Each line of the data that includes the string "negotiate" is to be copied out.

------------------------

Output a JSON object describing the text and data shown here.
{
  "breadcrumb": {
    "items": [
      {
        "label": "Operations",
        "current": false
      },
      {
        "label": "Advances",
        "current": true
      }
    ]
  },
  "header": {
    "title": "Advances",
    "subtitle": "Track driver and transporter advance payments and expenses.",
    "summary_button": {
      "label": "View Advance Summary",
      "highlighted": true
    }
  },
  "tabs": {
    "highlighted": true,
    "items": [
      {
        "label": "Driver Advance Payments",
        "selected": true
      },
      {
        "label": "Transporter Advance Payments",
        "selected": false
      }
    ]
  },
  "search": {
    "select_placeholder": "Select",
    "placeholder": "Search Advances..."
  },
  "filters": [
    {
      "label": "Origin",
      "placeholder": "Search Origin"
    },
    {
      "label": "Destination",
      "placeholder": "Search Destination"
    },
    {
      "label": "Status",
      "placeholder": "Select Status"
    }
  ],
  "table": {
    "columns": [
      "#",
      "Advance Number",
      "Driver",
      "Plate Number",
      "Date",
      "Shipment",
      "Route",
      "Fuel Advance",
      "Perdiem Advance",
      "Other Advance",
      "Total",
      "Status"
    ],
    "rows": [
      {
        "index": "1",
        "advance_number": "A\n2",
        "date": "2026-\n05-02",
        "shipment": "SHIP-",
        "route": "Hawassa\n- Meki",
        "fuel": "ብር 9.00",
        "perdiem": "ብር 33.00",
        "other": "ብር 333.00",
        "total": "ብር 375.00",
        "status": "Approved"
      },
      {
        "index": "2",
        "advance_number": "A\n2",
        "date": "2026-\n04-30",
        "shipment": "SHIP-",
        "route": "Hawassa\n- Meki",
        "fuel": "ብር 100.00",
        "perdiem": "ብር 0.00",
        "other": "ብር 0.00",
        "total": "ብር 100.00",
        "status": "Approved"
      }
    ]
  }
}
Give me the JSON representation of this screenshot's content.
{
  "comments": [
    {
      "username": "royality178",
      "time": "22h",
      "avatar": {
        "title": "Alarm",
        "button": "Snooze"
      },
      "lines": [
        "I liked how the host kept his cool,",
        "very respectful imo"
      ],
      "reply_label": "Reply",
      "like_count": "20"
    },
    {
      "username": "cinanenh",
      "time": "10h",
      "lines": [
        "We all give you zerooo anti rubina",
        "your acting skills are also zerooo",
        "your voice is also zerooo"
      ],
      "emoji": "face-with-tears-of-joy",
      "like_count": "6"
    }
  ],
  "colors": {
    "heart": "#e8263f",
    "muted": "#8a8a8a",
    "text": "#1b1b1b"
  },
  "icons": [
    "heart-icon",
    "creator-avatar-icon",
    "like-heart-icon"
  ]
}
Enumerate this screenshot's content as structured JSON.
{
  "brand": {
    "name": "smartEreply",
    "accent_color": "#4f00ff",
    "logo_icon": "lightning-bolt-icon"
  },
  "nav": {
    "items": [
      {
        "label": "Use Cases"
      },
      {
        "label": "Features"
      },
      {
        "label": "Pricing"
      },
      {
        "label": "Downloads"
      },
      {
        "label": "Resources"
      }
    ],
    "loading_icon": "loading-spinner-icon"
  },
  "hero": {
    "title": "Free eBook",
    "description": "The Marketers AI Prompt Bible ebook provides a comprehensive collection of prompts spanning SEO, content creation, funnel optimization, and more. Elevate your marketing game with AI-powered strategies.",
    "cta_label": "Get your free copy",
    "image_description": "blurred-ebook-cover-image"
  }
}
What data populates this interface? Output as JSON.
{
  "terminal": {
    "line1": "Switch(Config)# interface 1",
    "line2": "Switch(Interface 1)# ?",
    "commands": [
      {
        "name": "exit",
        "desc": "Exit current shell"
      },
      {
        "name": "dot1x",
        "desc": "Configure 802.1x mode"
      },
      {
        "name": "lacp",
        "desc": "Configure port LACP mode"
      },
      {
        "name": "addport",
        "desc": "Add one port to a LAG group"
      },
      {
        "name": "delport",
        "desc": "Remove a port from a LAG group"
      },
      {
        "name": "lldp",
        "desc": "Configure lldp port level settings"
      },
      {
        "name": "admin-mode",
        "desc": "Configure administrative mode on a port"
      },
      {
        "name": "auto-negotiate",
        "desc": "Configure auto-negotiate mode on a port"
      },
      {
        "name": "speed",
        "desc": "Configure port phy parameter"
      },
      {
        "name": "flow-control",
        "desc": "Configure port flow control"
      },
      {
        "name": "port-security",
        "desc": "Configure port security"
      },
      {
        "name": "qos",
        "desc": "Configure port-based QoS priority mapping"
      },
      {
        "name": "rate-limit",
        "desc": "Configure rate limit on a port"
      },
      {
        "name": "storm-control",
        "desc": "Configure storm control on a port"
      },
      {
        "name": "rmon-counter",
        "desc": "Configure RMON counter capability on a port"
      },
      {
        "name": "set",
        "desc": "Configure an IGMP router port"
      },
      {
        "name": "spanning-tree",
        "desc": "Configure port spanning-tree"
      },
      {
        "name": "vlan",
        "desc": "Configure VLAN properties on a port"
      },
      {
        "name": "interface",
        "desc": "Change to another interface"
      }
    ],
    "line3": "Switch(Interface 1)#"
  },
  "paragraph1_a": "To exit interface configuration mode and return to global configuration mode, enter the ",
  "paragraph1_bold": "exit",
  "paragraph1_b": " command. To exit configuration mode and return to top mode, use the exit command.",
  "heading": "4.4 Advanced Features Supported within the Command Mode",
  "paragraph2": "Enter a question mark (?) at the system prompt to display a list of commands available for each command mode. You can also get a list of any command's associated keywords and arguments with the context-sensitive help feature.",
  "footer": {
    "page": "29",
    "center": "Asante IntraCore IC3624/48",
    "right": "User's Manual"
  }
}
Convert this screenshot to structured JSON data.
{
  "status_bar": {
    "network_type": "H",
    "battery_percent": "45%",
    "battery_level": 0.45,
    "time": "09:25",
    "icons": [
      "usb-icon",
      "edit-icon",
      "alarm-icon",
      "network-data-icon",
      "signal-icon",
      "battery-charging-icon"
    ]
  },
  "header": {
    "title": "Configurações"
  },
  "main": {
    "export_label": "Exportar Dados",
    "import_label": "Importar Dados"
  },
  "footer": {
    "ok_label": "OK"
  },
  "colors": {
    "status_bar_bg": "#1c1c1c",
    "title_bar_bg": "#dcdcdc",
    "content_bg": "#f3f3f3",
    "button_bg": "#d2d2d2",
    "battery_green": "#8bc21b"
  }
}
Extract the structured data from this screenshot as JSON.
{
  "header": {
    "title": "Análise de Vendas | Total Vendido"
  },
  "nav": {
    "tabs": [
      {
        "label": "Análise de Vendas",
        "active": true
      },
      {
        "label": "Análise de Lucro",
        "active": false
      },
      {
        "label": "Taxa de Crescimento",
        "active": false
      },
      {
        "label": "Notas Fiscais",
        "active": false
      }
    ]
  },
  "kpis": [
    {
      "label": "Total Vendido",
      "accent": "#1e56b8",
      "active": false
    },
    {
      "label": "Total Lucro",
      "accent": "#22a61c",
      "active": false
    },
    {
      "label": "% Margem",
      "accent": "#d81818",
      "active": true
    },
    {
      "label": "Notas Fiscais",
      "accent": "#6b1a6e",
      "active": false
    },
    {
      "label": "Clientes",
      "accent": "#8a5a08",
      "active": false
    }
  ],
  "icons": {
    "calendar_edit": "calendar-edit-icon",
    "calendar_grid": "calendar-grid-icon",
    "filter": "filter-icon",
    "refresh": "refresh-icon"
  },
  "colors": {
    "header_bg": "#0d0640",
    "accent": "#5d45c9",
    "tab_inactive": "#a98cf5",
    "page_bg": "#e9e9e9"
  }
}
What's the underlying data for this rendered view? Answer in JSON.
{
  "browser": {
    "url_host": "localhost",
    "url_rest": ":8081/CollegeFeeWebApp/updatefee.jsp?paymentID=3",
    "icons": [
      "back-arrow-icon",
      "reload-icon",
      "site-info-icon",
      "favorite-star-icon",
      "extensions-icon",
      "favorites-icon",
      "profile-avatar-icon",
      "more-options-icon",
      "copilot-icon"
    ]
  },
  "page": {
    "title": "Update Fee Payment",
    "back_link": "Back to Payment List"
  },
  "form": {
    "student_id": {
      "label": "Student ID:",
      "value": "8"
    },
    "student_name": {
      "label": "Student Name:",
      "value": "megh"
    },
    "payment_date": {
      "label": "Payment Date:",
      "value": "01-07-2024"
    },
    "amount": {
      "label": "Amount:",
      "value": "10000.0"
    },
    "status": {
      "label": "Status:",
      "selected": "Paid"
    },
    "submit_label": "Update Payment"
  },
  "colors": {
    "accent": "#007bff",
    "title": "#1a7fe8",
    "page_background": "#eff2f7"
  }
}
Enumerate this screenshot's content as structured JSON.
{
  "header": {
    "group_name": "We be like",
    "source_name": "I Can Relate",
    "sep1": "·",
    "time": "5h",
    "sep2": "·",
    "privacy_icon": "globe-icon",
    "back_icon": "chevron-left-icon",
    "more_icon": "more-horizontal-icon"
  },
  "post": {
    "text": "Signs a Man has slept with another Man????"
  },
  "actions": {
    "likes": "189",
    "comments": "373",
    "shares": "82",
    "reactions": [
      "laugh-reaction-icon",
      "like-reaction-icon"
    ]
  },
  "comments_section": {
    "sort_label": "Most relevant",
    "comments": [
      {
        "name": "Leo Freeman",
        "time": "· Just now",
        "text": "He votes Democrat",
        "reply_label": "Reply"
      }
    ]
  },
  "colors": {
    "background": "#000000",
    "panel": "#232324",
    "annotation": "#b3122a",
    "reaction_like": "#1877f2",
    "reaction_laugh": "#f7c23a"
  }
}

------------------------

Solved exercise:
        "name": "auto-negotiate",
        "desc": "Configure auto-negotiate mode on a port"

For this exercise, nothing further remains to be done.